■ **REQUEST**
Please copy everything from the start of the lines down to the line containing "tree-item-label: view — [66, 23, 110, 45]", swapping "baidu-icon" for "search-icon" and leaving all else unchanged.

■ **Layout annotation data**
===
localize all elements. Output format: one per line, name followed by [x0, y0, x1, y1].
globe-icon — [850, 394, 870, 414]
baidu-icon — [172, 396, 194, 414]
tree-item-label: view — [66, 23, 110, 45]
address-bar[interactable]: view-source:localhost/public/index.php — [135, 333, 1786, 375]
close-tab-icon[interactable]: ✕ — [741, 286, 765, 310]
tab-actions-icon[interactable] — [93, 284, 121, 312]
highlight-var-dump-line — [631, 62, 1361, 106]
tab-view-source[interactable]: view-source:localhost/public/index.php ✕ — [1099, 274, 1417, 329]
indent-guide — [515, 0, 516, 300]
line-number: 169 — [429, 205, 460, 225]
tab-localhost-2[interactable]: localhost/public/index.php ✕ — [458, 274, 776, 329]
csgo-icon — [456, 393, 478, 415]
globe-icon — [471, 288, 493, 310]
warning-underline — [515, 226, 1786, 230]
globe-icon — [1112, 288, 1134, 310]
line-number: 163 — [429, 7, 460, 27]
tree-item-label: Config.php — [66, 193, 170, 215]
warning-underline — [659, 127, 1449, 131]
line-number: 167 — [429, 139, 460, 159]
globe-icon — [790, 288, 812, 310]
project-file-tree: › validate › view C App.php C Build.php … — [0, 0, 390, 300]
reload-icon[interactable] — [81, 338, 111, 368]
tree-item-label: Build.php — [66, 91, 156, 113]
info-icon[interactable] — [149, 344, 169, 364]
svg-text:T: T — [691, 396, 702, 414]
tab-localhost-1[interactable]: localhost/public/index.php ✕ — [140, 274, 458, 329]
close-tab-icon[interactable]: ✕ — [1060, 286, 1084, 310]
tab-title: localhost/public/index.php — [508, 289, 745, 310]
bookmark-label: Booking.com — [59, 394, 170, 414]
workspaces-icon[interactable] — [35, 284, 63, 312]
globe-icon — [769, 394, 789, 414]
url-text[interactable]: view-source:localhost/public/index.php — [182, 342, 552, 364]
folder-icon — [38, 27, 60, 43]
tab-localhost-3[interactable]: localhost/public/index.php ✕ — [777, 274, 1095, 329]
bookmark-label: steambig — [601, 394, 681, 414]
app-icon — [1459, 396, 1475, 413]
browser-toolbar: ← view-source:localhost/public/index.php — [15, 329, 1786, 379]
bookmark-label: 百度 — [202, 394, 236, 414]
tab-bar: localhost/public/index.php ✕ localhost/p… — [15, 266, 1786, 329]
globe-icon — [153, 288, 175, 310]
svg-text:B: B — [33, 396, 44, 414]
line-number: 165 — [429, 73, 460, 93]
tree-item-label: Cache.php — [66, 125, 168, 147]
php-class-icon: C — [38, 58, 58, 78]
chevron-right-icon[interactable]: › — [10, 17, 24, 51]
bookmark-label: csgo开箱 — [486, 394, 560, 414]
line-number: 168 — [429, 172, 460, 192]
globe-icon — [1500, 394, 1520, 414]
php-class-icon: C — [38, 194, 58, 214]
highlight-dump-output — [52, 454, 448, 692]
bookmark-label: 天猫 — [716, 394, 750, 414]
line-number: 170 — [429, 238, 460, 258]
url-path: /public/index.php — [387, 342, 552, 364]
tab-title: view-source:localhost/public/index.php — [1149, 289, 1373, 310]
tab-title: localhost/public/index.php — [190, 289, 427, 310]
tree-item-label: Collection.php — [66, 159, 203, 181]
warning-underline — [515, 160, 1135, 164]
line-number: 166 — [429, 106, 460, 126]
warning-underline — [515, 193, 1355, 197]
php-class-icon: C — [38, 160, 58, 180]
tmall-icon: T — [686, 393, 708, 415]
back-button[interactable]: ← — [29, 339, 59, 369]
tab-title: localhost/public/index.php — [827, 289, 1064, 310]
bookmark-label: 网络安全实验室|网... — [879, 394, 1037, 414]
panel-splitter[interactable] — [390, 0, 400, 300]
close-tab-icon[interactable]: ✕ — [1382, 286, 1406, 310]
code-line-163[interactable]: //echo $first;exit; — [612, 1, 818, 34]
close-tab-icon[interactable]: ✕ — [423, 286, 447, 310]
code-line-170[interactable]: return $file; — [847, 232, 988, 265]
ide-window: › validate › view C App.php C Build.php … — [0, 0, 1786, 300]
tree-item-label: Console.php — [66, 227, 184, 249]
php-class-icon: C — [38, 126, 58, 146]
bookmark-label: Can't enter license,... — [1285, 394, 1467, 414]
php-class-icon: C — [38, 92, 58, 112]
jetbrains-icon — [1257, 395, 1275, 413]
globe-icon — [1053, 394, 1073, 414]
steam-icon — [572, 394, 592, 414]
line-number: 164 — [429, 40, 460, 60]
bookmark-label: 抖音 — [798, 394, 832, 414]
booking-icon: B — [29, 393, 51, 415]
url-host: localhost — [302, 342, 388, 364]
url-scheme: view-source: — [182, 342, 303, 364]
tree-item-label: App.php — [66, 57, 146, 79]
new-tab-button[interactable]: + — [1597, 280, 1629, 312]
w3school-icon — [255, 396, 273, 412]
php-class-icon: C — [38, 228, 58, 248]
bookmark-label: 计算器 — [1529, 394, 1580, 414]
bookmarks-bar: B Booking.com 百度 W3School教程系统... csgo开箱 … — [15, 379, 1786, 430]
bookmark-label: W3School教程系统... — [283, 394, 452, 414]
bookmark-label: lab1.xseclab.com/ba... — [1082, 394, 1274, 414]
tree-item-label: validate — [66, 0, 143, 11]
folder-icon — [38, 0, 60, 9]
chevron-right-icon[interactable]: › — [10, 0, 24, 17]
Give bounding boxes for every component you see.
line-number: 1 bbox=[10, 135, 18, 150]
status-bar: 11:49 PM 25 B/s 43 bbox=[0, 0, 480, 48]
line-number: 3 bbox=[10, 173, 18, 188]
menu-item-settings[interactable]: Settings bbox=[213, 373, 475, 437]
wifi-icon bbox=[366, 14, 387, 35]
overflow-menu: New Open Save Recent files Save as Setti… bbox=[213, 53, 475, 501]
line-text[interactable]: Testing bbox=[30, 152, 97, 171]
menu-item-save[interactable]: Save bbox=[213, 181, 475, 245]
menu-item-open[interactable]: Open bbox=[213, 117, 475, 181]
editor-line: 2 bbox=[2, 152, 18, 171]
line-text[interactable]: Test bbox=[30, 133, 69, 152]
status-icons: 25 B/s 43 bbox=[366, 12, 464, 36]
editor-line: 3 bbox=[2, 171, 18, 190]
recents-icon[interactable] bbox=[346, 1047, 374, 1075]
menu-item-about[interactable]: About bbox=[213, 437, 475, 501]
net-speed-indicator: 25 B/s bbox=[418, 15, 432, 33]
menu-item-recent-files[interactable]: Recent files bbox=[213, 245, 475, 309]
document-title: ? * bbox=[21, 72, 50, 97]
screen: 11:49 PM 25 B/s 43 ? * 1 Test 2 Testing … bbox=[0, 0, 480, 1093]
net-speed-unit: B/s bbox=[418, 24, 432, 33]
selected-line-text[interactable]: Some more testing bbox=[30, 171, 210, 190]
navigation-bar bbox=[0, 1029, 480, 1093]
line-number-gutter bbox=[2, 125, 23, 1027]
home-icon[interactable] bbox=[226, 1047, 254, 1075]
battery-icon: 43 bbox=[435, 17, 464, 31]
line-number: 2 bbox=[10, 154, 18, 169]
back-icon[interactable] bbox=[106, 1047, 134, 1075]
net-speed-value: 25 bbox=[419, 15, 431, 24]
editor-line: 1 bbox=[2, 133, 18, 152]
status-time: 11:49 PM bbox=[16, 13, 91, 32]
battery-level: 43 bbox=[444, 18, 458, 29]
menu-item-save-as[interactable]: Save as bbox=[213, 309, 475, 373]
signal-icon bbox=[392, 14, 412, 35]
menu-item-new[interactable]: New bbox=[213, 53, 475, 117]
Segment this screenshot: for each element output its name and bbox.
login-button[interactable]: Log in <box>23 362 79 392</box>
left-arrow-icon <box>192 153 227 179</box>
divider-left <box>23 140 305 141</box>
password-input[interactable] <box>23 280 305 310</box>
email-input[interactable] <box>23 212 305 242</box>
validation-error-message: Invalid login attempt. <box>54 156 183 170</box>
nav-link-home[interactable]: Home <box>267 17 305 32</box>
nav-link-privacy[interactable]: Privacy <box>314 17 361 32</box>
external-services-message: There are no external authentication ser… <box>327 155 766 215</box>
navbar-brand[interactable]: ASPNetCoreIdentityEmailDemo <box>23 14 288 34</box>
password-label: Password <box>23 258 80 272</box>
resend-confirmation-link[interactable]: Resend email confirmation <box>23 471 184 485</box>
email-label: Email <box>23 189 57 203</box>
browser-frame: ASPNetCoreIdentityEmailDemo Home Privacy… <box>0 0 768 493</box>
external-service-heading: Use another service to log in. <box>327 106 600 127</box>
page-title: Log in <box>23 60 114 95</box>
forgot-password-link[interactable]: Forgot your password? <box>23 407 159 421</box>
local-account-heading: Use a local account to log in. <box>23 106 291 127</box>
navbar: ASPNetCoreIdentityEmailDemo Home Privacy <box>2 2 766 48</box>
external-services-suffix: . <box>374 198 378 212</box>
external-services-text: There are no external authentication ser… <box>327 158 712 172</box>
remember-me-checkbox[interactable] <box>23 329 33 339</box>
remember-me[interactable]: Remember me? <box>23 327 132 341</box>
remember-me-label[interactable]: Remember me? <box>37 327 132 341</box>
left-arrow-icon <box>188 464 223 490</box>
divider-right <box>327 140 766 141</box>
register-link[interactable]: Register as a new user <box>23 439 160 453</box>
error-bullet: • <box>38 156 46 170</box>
===
■ **RESULT**
localize all elements. Output format: one per line, name followed by [x0, y0, x1, y1].
globe-icon — [850, 394, 870, 414]
search-icon — [172, 396, 194, 414]
tree-item-label: view — [66, 23, 110, 45]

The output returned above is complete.